### Work to be completed
Pull every line containing "title" from the entries.

### The data
+===+
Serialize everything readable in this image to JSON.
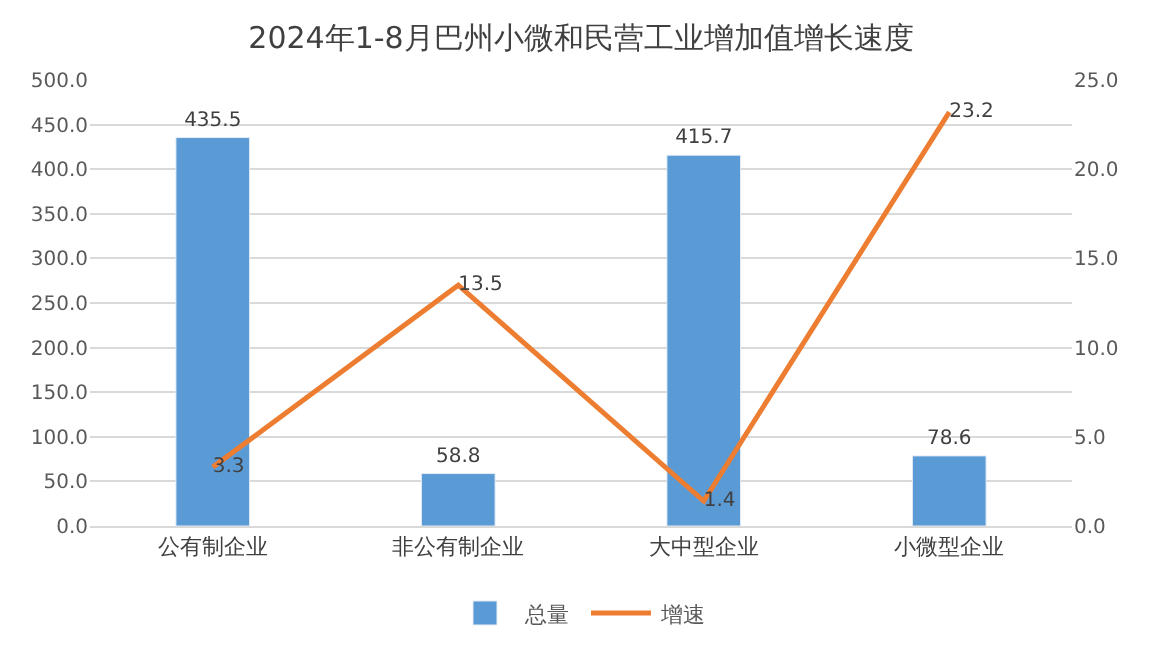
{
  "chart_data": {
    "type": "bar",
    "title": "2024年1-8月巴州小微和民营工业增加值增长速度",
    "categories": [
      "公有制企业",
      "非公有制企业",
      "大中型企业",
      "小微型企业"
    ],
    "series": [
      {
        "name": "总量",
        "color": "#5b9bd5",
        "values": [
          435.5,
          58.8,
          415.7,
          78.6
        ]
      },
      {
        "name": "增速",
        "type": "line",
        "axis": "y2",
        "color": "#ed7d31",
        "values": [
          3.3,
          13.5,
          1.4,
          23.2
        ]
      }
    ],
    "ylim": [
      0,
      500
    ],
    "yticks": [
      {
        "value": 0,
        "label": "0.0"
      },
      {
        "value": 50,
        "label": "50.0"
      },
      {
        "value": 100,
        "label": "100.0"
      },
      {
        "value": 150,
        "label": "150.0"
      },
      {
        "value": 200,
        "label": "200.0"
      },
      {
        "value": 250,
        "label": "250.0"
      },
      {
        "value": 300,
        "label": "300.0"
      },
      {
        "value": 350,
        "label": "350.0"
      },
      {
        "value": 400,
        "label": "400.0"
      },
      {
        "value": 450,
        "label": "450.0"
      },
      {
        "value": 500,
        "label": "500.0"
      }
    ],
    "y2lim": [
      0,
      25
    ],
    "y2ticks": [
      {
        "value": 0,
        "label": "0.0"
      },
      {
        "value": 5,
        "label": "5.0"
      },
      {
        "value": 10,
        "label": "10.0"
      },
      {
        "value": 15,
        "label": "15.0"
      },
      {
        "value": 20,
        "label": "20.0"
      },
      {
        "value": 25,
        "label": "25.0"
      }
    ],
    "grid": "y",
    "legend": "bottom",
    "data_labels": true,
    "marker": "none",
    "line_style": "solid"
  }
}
+===+
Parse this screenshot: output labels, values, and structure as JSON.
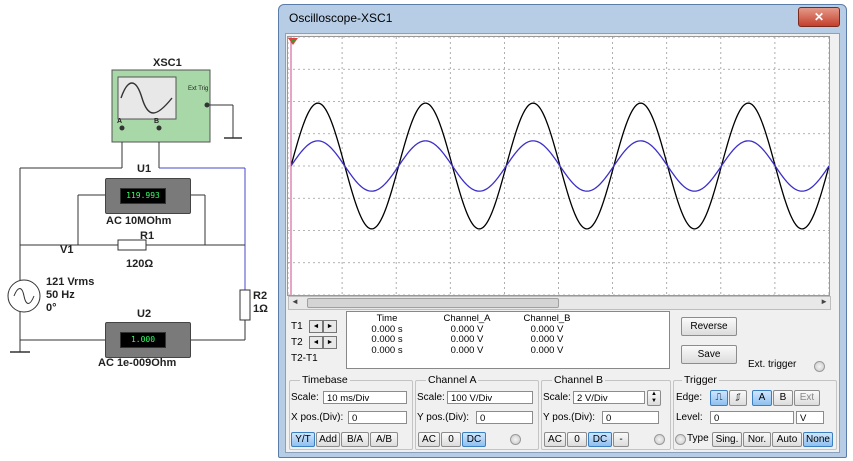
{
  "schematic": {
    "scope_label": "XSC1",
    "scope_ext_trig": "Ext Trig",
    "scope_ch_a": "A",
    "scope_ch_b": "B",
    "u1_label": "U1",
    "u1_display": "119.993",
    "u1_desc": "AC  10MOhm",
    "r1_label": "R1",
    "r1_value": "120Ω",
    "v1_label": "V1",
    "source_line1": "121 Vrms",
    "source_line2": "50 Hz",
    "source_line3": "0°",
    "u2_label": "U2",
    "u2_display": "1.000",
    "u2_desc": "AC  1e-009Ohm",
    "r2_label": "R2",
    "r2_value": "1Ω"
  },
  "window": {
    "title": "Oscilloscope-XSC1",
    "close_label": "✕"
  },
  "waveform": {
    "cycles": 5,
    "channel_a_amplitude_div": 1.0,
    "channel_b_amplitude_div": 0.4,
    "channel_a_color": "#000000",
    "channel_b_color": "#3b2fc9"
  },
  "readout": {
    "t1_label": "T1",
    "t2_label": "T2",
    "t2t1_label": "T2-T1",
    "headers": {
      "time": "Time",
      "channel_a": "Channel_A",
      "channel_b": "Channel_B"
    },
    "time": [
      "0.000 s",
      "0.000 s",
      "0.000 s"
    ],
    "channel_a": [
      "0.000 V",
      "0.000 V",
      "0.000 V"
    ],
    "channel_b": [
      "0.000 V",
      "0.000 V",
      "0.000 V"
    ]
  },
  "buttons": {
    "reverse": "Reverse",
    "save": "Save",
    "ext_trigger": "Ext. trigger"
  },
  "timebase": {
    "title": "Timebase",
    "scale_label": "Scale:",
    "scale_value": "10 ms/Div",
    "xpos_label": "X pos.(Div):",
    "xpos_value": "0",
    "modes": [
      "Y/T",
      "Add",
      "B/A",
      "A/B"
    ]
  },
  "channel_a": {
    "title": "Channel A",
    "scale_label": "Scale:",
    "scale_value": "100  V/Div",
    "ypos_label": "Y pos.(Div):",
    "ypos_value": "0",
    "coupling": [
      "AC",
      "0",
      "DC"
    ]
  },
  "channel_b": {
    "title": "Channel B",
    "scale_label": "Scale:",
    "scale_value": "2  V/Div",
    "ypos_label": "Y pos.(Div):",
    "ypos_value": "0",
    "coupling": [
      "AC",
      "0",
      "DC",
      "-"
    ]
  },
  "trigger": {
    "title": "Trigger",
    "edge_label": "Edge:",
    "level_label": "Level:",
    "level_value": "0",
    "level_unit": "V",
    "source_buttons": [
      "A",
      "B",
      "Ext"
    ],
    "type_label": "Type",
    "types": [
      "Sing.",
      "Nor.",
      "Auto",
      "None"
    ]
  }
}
+===+
### In response
    "title": "2024年1-8月巴州小微和民营工业增加值增长速度",
    "title": "Oscilloscope-XSC1",
    "title": "Timebase",
    "title": "Channel A",
    "title": "Channel B",
    "title": "Trigger",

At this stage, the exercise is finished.